======== RECORDS FOR THE EXERCISE ========
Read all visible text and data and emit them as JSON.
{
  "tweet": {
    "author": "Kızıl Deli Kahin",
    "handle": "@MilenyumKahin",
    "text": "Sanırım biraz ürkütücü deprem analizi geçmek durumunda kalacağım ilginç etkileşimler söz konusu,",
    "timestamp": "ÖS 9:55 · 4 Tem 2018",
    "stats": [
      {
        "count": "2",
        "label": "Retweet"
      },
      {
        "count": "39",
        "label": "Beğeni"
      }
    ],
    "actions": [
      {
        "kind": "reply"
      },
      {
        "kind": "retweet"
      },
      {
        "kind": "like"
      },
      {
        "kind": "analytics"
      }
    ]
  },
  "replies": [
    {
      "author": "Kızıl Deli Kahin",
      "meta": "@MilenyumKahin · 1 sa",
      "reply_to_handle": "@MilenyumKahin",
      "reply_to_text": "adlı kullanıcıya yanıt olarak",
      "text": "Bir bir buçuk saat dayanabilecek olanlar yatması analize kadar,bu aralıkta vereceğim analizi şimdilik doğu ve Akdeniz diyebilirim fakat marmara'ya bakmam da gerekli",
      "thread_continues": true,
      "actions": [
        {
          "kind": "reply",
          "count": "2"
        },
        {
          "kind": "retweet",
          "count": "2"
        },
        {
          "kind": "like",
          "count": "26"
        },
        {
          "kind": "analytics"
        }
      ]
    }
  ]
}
========
§ YOUR TASK
Write the listing out again, exactly as shown above.

§ WRITTEN RESPONSE
Read all visible text and data and emit them as JSON.
{
  "tweet": {
    "author": "Kızıl Deli Kahin",
    "handle": "@MilenyumKahin",
    "text": "Sanırım biraz ürkütücü deprem analizi geçmek durumunda kalacağım ilginç etkileşimler söz konusu,",
    "timestamp": "ÖS 9:55 · 4 Tem 2018",
    "stats": [
      {
        "count": "2",
        "label": "Retweet"
      },
      {
        "count": "39",
        "label": "Beğeni"
      }
    ],
    "actions": [
      {
        "kind": "reply"
      },
      {
        "kind": "retweet"
      },
      {
        "kind": "like"
      },
      {
        "kind": "analytics"
      }
    ]
  },
  "replies": [
    {
      "author": "Kızıl Deli Kahin",
      "meta": "@MilenyumKahin · 1 sa",
      "reply_to_handle": "@MilenyumKahin",
      "reply_to_text": "adlı kullanıcıya yanıt olarak",
      "text": "Bir bir buçuk saat dayanabilecek olanlar yatması analize kadar,bu aralıkta vereceğim analizi şimdilik doğu ve Akdeniz diyebilirim fakat marmara'ya bakmam da gerekli",
      "thread_continues": true,
      "actions": [
        {
          "kind": "reply",
          "count": "2"
        },
        {
          "kind": "retweet",
          "count": "2"
        },
        {
          "kind": "like",
          "count": "26"
        },
        {
          "kind": "analytics"
        }
      ]
    }
  ]
}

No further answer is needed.